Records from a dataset
□ □ □
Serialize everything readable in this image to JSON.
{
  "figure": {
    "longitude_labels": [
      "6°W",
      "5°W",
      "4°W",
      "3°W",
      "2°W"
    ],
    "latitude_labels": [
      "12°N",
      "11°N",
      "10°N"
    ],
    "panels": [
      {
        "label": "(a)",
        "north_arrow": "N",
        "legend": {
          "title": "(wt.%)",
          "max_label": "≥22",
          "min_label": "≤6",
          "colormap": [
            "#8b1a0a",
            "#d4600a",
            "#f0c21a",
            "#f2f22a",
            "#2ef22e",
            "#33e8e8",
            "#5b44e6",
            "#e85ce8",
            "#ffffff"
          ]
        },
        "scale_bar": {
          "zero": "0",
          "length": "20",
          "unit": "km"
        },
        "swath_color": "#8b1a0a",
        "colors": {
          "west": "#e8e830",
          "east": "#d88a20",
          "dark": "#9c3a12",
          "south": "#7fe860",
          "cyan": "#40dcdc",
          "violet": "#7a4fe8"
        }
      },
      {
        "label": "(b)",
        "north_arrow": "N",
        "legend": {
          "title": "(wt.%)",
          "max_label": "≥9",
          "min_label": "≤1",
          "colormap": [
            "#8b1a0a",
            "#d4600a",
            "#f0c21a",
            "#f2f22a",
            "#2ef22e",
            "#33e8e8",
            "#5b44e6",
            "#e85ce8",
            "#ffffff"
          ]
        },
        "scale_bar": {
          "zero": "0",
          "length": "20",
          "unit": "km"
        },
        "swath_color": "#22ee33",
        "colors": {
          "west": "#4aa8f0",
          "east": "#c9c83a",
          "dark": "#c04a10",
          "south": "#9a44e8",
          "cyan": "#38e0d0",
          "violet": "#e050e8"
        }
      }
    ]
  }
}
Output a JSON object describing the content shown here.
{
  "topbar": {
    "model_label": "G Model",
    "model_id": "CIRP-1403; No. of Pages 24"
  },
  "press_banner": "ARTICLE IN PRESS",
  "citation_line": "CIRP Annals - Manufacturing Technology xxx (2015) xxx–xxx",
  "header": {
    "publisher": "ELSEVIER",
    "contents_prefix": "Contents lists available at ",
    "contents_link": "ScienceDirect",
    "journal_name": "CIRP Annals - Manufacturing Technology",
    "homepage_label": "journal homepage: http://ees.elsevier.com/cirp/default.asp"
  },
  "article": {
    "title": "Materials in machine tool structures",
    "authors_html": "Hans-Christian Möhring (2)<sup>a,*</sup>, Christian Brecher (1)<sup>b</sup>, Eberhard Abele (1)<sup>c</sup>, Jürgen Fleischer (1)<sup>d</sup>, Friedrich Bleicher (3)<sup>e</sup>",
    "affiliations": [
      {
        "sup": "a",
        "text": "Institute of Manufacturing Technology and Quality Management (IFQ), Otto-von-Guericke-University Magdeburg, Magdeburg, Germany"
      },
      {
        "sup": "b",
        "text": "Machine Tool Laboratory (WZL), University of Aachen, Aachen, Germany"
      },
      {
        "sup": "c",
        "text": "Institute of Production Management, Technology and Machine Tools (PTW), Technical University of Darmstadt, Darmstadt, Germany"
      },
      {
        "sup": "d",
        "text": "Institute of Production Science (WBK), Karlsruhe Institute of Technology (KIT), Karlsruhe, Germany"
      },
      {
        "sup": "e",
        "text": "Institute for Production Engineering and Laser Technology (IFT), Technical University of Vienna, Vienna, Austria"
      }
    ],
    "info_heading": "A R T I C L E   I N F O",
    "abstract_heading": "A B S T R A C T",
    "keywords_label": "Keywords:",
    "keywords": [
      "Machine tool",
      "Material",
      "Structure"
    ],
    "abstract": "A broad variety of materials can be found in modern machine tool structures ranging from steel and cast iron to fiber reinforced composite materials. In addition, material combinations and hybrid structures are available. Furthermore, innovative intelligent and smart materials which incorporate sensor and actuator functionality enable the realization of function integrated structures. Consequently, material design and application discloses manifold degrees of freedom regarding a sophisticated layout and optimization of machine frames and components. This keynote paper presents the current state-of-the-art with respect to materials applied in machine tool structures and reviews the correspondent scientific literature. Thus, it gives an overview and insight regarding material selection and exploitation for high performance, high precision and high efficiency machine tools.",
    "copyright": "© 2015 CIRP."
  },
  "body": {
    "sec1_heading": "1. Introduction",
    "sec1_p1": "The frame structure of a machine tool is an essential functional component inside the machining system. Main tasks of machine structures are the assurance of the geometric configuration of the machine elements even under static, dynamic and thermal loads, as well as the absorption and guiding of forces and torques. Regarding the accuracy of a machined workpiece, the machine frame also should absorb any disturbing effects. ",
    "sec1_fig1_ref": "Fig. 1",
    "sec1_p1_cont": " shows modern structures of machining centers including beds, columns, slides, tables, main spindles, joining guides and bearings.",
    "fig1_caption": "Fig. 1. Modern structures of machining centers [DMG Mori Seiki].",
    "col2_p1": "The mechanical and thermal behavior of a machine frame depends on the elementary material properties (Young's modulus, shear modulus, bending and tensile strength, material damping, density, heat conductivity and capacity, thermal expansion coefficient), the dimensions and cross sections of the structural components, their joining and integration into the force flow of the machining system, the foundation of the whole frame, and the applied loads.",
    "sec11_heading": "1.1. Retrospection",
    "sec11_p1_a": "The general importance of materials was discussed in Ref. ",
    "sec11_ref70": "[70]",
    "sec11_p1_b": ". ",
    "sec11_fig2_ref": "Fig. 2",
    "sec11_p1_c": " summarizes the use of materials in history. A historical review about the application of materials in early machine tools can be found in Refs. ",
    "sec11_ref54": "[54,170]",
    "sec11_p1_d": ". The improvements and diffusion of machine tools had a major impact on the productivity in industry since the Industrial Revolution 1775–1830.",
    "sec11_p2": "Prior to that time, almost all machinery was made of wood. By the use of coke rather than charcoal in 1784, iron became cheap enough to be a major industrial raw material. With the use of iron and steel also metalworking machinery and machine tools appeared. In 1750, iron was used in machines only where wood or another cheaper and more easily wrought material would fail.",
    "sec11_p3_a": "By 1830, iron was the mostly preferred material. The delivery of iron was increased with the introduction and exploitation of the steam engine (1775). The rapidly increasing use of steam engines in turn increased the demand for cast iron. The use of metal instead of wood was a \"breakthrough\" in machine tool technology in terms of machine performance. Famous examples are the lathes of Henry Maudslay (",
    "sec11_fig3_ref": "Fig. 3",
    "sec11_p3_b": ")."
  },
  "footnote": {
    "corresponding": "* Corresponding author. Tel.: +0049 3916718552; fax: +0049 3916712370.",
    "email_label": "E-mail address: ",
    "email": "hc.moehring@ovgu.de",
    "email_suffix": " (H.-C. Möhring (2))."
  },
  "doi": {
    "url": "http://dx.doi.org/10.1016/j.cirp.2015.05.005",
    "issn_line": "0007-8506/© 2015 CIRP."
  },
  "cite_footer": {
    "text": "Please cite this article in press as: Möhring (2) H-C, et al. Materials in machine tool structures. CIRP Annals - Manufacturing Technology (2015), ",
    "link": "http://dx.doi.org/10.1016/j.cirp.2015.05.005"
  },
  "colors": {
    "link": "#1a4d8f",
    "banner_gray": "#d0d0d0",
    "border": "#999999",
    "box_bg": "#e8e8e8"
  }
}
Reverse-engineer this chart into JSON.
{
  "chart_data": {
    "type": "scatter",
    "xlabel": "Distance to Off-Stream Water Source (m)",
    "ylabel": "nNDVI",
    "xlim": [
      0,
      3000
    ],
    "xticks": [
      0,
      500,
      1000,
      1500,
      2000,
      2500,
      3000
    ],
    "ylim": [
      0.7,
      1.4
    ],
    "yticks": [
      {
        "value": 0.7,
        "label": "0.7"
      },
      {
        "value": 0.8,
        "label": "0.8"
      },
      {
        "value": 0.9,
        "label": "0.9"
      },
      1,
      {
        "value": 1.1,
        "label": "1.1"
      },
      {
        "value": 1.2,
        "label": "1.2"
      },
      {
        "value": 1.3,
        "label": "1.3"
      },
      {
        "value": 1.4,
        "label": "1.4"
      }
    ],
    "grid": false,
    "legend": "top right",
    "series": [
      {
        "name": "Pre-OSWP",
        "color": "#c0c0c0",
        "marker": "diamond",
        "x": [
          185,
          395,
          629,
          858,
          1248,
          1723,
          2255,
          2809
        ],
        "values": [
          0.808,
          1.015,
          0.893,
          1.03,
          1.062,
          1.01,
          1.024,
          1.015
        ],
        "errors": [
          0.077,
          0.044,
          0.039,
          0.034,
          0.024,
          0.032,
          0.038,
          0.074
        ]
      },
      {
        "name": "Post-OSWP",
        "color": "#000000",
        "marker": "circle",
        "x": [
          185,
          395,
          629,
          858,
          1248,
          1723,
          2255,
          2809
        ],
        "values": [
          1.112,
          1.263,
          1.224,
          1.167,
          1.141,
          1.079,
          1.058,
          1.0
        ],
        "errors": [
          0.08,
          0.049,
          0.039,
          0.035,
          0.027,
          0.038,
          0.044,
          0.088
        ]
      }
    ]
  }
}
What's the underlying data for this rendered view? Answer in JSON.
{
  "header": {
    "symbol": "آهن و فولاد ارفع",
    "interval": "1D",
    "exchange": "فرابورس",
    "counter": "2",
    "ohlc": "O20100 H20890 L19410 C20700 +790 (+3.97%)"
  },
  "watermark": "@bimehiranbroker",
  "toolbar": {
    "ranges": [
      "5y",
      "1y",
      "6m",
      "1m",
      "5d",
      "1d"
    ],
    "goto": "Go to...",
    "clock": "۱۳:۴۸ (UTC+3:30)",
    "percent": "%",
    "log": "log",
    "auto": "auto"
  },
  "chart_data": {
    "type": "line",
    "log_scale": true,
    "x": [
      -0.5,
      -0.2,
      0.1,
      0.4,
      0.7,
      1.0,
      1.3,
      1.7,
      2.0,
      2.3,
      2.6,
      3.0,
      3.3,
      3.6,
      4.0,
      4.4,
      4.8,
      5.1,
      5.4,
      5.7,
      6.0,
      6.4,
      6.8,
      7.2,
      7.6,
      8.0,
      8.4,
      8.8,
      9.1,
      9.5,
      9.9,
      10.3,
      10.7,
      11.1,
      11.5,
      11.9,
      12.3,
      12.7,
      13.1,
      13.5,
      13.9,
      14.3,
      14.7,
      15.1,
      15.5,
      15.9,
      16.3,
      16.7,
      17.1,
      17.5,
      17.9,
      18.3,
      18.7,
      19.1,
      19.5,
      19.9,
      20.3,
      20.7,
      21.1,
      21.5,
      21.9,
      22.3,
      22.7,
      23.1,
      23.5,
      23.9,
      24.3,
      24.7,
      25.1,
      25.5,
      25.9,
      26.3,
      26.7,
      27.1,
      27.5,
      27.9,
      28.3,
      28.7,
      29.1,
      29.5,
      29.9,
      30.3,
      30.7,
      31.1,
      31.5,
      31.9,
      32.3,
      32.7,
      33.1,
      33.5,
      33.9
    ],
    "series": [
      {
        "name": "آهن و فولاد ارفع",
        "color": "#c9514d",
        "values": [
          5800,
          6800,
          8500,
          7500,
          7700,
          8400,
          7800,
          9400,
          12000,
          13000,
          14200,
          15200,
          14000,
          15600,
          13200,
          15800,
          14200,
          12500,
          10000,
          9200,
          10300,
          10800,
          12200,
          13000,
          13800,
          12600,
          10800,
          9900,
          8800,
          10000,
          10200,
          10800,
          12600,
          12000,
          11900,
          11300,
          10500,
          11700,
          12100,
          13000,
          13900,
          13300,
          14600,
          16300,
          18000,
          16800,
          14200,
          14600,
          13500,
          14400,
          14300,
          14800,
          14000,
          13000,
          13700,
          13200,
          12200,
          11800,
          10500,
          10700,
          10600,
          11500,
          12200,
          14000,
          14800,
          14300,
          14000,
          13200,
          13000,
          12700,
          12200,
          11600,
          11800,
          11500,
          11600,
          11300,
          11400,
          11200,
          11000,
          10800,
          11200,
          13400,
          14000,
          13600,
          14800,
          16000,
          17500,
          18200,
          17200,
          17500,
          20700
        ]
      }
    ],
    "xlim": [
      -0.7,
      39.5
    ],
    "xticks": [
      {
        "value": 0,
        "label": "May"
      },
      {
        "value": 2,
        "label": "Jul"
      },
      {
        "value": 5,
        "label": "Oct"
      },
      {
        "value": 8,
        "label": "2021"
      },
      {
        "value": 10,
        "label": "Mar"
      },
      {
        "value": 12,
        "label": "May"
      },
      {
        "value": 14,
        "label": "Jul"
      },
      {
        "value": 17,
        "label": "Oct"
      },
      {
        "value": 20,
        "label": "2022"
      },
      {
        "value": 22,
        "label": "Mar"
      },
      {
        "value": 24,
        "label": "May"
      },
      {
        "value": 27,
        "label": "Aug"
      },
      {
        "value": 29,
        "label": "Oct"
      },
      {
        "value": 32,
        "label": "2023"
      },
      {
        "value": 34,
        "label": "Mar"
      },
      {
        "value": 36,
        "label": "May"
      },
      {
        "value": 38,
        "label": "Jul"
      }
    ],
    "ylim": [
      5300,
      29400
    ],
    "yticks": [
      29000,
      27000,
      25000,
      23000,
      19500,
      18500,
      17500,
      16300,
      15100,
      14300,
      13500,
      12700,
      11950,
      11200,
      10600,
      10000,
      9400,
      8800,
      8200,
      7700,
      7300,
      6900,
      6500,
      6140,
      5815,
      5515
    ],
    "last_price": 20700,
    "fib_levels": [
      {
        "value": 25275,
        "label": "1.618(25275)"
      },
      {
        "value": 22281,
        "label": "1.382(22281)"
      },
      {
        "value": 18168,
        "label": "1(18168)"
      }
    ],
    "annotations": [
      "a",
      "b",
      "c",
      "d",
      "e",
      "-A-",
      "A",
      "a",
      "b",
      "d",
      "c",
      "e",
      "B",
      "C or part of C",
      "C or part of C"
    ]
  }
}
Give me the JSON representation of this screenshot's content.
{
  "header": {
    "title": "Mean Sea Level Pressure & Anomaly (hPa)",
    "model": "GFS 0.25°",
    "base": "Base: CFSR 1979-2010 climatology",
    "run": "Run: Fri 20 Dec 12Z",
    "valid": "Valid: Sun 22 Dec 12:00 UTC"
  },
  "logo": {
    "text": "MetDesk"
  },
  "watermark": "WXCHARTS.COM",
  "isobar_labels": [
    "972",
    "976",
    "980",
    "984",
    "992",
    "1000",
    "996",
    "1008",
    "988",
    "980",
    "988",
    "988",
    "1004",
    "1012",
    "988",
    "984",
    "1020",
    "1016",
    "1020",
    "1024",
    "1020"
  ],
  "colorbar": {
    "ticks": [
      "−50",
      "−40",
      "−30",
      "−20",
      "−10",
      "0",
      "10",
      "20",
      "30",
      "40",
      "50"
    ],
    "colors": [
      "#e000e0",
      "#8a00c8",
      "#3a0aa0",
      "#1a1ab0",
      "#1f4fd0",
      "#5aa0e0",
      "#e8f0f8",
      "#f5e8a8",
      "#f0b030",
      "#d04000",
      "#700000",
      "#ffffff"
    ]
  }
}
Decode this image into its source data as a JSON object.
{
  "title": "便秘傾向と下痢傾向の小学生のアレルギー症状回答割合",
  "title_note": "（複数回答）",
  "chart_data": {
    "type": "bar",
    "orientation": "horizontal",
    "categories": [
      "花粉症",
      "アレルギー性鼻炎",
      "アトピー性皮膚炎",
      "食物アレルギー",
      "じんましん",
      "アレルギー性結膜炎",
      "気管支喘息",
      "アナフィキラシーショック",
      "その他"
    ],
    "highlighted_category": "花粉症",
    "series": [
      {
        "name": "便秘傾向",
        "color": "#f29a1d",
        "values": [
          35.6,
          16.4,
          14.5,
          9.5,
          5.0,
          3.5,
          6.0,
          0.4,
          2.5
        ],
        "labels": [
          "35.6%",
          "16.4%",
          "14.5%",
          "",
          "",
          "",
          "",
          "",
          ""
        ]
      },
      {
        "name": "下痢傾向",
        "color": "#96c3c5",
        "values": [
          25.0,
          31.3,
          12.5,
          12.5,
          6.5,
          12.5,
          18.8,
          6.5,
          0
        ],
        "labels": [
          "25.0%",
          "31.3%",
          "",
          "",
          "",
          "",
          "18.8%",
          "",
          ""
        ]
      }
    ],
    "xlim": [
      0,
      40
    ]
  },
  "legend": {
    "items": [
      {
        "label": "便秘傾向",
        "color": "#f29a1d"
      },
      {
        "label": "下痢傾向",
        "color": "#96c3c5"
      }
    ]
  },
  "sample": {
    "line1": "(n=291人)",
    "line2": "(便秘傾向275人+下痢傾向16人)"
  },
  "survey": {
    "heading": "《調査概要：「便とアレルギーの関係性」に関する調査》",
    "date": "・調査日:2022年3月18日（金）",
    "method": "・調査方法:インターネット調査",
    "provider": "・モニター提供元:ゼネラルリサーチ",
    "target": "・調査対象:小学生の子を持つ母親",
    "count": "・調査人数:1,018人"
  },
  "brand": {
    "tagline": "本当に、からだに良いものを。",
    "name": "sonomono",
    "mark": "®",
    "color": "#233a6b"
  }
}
□ □ □
▶ **What you need to do**:
Copy out the lines in which the string "watermark" appears.

▶ **Task response**:
  "watermark": "@bimehiranbroker",
  "watermark": "WXCHARTS.COM",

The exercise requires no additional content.